▸ **Aim of the exercise**
Continue the excerpt on model-based systems engineering (MBSE) and its single source of truth, picking up after its final paragraph.

▸ **Excerpt provided**
- - -

Reaping Benefits from a Single Source of Truth
MBSE strives to bring all these sources of information together seamlessly. All stakeholders work in the same database, the single source of truth (SSOT). Systems engineers can use the database rather than separate artifacts to eliminate inconsistencies and/or repetition that can result from having information stored in multiple unconnected resources.
Using a single source of truth prevents miscommunication and discrepancies that required additional time consuming analysis to resolve in the past. With MBSE, instead of producing a patchwork of documentation in semi-isolation, engineers leverage a modeling tool using a standard language to populate a database with information about the system design. The documentation produced from the modeling tool on demand is always up to date and always consistent.
The Heart of Systems Engineering: Communication
Previously, if one aspect of the system was changed during the design process, it was up to engineers to manually trace the impacts throughout the entire design. Now, with MBSE there is built-in traceability. Even the slightest tweak to a design immediately trickles through the entire database so that any consequences of that change are immediately visible.
“MBSE dynamically connects us to different people and the technical information they generate across our programs and our company more closely and more collaboratively,” says Haworth. She adds, “It enhances communication, which, in my opinion, is the true heart of systems engineering.”
MBSE facilitates communicating consistently and in a way that all people involved can understand. While consumer software such as Word documents have freedom and flexibility, digital engineering tools used in MBSE provide a rigorous set of rules to follow for representing different aspects of a system design. “We follow a consistent approach using a standard modeling language to build a database of information that can be understood by all stakeholders,” she says, noting that both internal teams and the customer will understand the result.

- - -

▸ **Record extracts**
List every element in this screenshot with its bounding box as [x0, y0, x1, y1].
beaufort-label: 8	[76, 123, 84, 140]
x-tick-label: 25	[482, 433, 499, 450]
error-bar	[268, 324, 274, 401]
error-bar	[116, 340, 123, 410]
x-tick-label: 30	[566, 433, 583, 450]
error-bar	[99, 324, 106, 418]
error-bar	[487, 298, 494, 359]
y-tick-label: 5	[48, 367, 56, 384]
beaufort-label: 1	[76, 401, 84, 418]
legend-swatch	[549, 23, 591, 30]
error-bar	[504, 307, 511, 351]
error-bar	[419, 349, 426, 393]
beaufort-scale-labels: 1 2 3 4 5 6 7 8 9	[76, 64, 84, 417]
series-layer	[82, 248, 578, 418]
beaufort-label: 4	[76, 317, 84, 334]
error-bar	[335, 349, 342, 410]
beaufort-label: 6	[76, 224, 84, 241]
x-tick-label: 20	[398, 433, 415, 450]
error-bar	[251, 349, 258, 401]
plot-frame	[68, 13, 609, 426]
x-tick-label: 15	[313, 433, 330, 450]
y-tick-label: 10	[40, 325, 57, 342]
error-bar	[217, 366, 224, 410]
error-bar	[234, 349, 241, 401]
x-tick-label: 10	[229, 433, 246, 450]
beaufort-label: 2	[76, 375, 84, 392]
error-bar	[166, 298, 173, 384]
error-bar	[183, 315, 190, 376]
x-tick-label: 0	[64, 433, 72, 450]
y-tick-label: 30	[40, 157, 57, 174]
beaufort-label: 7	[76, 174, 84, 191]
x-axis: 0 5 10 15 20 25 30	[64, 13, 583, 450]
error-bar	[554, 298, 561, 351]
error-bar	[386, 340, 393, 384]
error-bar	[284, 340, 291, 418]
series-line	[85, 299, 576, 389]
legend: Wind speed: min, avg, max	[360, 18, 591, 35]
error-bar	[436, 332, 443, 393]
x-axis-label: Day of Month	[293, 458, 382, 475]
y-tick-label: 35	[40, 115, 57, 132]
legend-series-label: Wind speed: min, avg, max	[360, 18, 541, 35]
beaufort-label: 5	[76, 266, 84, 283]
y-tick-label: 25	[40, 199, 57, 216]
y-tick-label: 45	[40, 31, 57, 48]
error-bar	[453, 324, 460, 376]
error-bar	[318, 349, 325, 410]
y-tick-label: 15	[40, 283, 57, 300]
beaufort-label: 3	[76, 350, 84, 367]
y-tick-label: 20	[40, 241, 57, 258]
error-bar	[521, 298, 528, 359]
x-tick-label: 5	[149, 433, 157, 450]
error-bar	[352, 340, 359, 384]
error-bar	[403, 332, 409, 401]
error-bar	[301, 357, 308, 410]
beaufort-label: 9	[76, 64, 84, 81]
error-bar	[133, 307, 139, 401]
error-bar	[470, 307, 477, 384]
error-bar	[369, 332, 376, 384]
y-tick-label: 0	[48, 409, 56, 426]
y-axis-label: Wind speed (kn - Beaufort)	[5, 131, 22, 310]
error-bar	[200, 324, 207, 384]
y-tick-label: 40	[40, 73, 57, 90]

- - -

▸ **Solved exercise**
The Digital Ecosystem Will Soon Be Second Nature
The transformation to digital engineering, including MBSE, is happening step by step. The evolution goes beyond just MBSE and will eventually effect areas outside the traditional areas of systems engineering and engineering in general.
“We’re taking steps every day to connect these digital environments into a cohesive digital ecosystem,” Haworth explains “we are considering how engineering, scheduling, pricing, and other factors that all support the delivery of a product fit into this digital construct.”
When multiple digital tools are connected, those involved in the development of products will be able to pivot more quickly to support customers’ needs regardless if the products are still in design or have already been deployed for many years. When all aspects of the design are in one place, Northrop Grumman can respond quickly to the needs of customers. For example, if a vehicle was originally designed to withstand a desert environment but later needs to operate in a swampy environment, engineers can quickly trace the impacts through the integrated digital tools to determine what kind of changes the vehicle will need to accommodate the new condition.
“As we continue to leverage our increasingly connected digital tools, the fact that they are intelligently integrated will evolve from being the desired state to the fully expected reality,” says Haworth. She continues, “Much like how technology has become second nature in our personal lives, there will come a time when we can’t imagine work outside of the digital ecosystem.”